**Goal of the exercise:** Give the number of lines below that contain the word "Water", and nothing else.

[Items from a dataset]
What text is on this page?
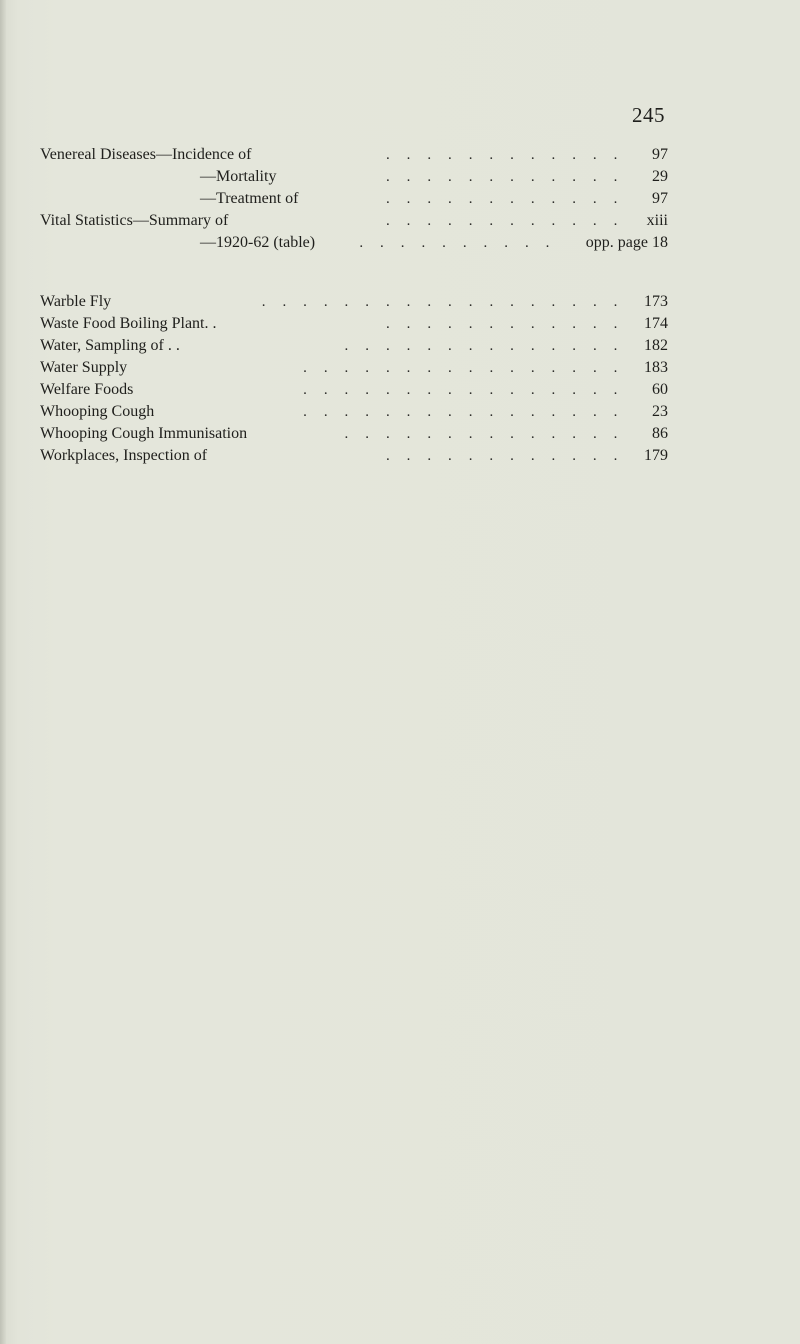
245
Venereal Diseases—Incidence of	. . . . . . . . . . . . 97
—Mortality	. . . . . . . . . . . . 29
—Treatment of	. . . . . . . . . . . . 97
Vital Statistics—Summary of	. . . . . . . . . . . . xiii
—1920-62 (table)	. . . . . . . . . . opp. page 18
Warble Fly	. . . . . . . . . . . . . . . . . . 173
Waste Food Boiling Plant. .	. . . . . . . . . . . . 174
Water, Sampling of . .	. . . . . . . . . . . . . . 182
Water Supply	. . . . . . . . . . . . . . . . 183
Welfare Foods	. . . . . . . . . . . . . . . . 60
Whooping Cough	. . . . . . . . . . . . . . . . 23
Whooping Cough Immunisation	. . . . . . . . . . . . . . 86
Workplaces, Inspection of	. . . . . . . . . . . . 179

**Solution:** 2